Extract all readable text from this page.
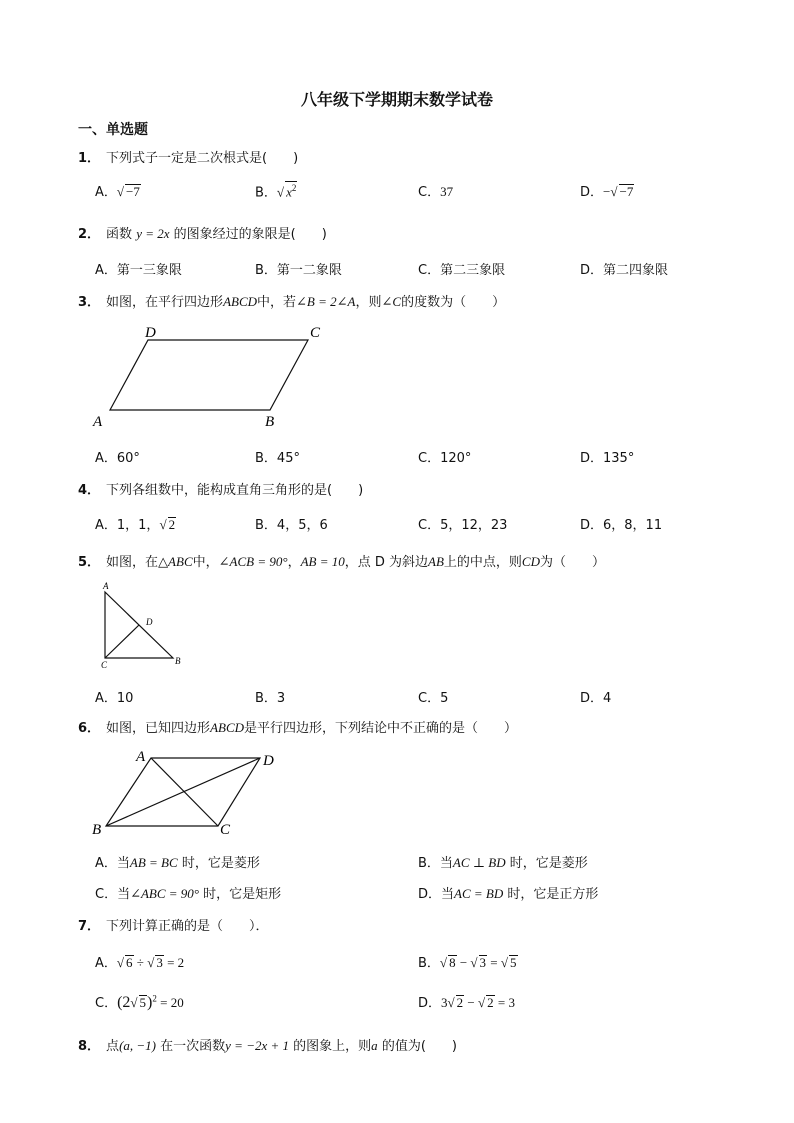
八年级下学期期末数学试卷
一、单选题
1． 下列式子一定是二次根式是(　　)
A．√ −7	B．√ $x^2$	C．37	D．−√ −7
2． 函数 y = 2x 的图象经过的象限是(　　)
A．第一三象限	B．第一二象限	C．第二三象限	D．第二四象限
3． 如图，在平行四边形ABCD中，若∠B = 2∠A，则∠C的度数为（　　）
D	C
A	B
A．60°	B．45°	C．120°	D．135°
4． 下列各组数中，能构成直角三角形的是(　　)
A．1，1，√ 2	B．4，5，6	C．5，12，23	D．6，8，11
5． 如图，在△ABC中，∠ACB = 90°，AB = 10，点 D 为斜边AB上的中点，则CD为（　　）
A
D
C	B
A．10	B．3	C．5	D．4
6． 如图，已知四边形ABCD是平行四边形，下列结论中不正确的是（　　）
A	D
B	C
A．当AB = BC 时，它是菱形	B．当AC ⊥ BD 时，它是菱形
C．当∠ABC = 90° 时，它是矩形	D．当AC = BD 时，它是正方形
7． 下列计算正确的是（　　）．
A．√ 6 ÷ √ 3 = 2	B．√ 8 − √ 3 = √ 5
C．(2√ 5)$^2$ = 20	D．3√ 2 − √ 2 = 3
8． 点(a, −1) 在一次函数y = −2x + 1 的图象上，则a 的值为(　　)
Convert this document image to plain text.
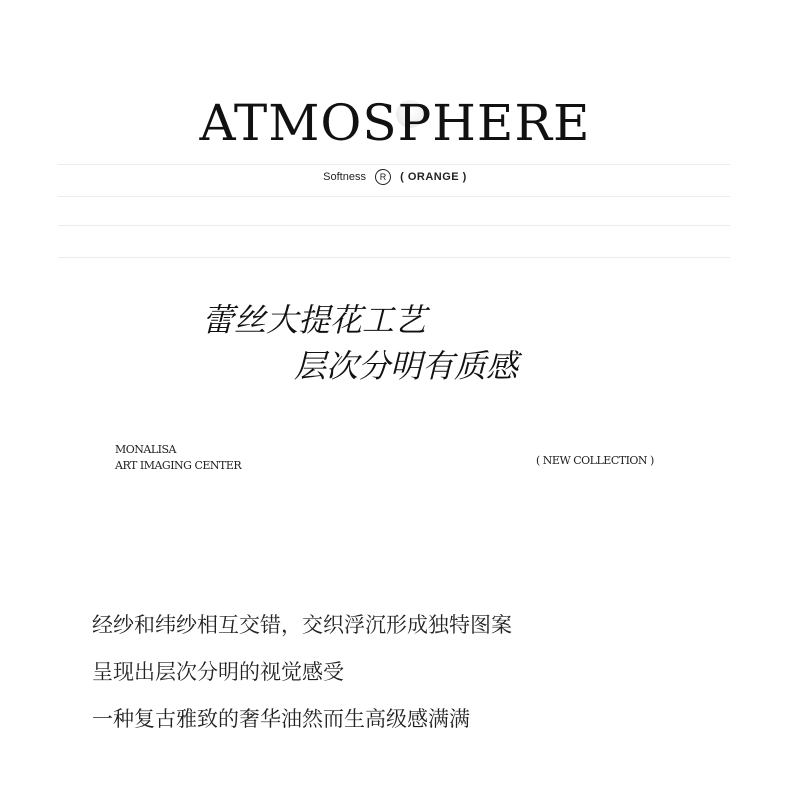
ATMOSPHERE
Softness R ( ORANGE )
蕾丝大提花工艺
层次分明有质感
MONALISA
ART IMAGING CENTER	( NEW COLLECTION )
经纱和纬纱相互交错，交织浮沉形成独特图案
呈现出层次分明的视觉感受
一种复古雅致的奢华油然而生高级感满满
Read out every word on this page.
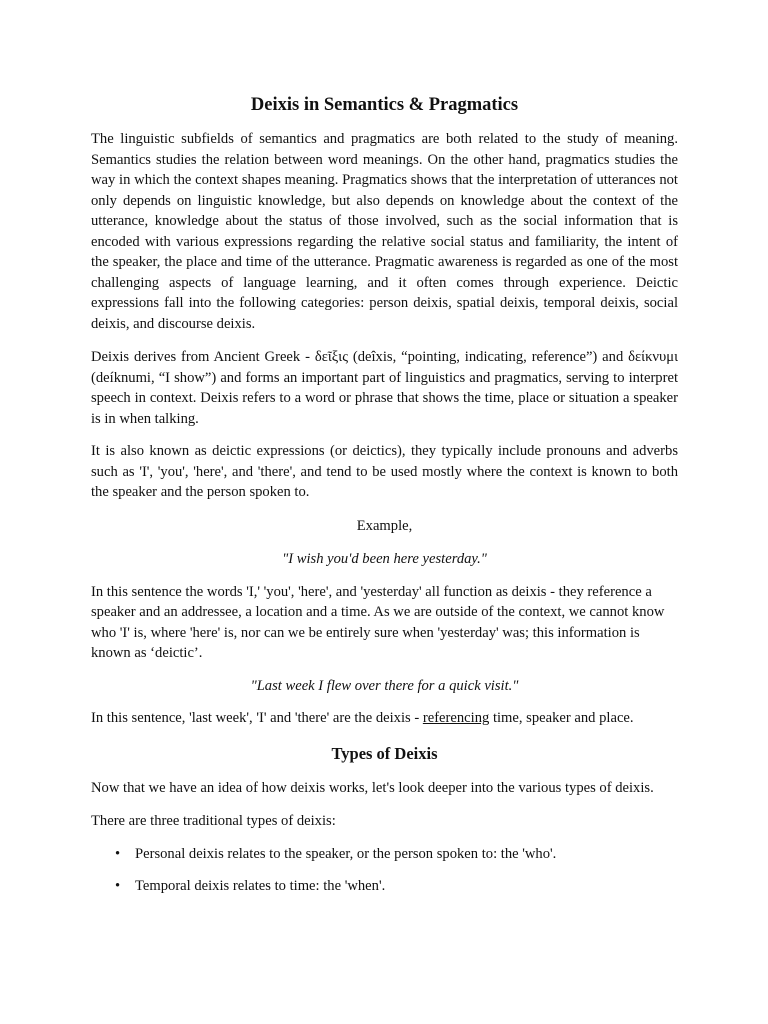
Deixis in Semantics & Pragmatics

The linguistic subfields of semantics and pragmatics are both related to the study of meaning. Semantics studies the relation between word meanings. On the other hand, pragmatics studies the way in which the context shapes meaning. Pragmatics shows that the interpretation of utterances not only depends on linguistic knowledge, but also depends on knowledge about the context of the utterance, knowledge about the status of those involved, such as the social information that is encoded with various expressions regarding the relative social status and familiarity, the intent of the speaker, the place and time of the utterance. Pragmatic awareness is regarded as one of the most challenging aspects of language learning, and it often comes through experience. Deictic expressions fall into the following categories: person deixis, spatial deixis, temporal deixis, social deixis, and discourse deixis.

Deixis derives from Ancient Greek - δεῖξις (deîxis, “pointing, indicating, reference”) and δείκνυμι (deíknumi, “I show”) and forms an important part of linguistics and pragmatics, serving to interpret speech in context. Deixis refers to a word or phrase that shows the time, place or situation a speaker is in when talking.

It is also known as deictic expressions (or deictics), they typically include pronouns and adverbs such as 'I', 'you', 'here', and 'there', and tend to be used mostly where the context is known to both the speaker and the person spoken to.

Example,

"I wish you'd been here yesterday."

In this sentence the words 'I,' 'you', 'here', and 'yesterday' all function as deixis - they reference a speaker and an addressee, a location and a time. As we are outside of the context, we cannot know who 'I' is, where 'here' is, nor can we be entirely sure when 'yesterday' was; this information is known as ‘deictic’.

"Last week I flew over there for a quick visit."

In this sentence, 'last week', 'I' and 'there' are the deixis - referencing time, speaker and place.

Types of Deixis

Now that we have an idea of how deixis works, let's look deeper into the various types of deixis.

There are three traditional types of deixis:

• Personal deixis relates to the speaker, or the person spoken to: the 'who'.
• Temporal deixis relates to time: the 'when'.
==========
> **What you are asked to do**: Which lines include "they"? Copy each of them out.

> **Response to the exercise**:
It is also known as deictic expressions (or deictics), they typically include pronouns and adverbs such as 'I', 'you', 'here', and 'there', and tend to be used mostly where the context is known to both the speaker and the person spoken to.
In this sentence the words 'I,' 'you', 'here', and 'yesterday' all function as deixis - they reference a speaker and an addressee, a location and a time. As we are outside of the context, we cannot know who 'I' is, where 'here' is, nor can we be entirely sure when 'yesterday' was; this information is known as ‘deictic’.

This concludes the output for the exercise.